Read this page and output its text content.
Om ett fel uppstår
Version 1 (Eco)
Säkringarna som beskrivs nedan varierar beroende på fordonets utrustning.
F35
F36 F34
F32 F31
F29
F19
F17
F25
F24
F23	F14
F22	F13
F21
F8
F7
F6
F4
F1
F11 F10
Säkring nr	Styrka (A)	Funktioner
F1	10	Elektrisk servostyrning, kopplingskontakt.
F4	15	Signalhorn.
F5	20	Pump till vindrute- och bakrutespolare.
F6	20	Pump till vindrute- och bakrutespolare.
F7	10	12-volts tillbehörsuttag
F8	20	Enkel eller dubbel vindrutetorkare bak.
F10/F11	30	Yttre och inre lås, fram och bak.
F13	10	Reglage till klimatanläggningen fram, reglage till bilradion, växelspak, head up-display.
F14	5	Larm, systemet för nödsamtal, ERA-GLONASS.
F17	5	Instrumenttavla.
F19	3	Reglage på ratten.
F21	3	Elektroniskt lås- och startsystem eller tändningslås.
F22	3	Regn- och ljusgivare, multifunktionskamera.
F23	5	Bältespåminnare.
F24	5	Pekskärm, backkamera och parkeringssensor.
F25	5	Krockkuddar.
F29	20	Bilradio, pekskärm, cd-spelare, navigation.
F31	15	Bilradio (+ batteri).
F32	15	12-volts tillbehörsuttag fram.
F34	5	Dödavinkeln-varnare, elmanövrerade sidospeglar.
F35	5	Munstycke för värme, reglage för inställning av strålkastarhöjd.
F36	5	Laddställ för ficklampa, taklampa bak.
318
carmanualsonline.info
• • • • •
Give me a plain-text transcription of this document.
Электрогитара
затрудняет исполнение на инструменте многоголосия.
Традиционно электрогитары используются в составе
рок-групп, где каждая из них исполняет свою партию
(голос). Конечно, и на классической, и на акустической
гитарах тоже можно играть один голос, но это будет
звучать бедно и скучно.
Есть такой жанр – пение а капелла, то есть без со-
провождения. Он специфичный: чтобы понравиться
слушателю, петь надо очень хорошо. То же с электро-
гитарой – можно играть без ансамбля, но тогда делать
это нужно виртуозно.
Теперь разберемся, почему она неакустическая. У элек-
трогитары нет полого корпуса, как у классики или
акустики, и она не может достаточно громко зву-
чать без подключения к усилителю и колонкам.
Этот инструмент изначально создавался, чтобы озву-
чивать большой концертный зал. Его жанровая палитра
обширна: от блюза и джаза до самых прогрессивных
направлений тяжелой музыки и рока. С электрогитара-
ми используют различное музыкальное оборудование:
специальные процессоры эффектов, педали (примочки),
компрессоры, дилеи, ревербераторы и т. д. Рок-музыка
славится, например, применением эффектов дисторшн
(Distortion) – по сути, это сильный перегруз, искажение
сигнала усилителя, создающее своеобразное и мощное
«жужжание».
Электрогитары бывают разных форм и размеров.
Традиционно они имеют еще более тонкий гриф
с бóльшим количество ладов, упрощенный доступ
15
• • • • •
:: WHAT YOU WILL DO ::
Looking at the records above, work out how many lines include the word "fram", then give that number by itself.

:: TASK ANSWER ::
3